● What you should do: The line containing "Convert this screenshot" and every line after it, through the last, are to be extracted exactly; no other lines belong in the answer.
── Supplied records ──
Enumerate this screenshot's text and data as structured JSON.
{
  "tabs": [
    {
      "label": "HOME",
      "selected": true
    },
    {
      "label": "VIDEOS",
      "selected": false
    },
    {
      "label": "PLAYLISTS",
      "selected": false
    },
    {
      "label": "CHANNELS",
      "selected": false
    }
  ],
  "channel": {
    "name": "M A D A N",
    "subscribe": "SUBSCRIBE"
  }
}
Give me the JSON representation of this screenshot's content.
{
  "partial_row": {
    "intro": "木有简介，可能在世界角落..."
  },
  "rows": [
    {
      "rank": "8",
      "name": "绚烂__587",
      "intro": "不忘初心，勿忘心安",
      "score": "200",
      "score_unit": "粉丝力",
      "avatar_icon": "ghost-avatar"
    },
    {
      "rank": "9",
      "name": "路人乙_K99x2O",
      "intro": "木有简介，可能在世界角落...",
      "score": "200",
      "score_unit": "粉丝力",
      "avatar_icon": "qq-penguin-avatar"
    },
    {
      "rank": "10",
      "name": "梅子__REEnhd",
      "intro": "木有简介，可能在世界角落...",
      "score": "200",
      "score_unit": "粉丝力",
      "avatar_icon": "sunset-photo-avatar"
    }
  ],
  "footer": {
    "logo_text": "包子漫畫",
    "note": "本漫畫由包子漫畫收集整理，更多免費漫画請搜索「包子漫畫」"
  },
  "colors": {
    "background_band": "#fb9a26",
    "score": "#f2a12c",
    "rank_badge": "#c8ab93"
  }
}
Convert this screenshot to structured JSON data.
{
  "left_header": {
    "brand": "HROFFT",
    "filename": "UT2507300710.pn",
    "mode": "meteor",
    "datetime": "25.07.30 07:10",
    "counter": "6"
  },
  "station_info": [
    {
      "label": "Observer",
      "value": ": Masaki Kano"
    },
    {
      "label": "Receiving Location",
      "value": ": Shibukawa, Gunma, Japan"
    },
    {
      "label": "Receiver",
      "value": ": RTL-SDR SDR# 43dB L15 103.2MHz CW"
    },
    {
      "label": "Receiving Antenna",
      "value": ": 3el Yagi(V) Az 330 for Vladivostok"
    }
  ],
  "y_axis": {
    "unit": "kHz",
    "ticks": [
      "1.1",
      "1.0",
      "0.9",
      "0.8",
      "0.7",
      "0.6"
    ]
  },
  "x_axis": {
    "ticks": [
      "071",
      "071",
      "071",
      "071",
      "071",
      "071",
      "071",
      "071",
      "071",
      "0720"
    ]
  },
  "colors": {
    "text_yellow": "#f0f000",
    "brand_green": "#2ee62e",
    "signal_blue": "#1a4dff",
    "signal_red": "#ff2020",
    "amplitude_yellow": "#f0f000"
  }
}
───
● Exercise solution:
Convert this screenshot to structured JSON data.
{
  "left_header": {
    "brand": "HROFFT",
    "filename": "UT2507300710.pn",
    "mode": "meteor",
    "datetime": "25.07.30 07:10",
    "counter": "6"
  },
  "station_info": [
    {
      "label": "Observer",
      "value": ": Masaki Kano"
    },
    {
      "label": "Receiving Location",
      "value": ": Shibukawa, Gunma, Japan"
    },
    {
      "label": "Receiver",
      "value": ": RTL-SDR SDR# 43dB L15 103.2MHz CW"
    },
    {
      "label": "Receiving Antenna",
      "value": ": 3el Yagi(V) Az 330 for Vladivostok"
    }
  ],
  "y_axis": {
    "unit": "kHz",
    "ticks": [
      "1.1",
      "1.0",
      "0.9",
      "0.8",
      "0.7",
      "0.6"
    ]
  },
  "x_axis": {
    "ticks": [
      "071",
      "071",
      "071",
      "071",
      "071",
      "071",
      "071",
      "071",
      "071",
      "0720"
    ]
  },
  "colors": {
    "text_yellow": "#f0f000",
    "brand_green": "#2ee62e",
    "signal_blue": "#1a4dff",
    "signal_red": "#ff2020",
    "amplitude_yellow": "#f0f000"
  }
}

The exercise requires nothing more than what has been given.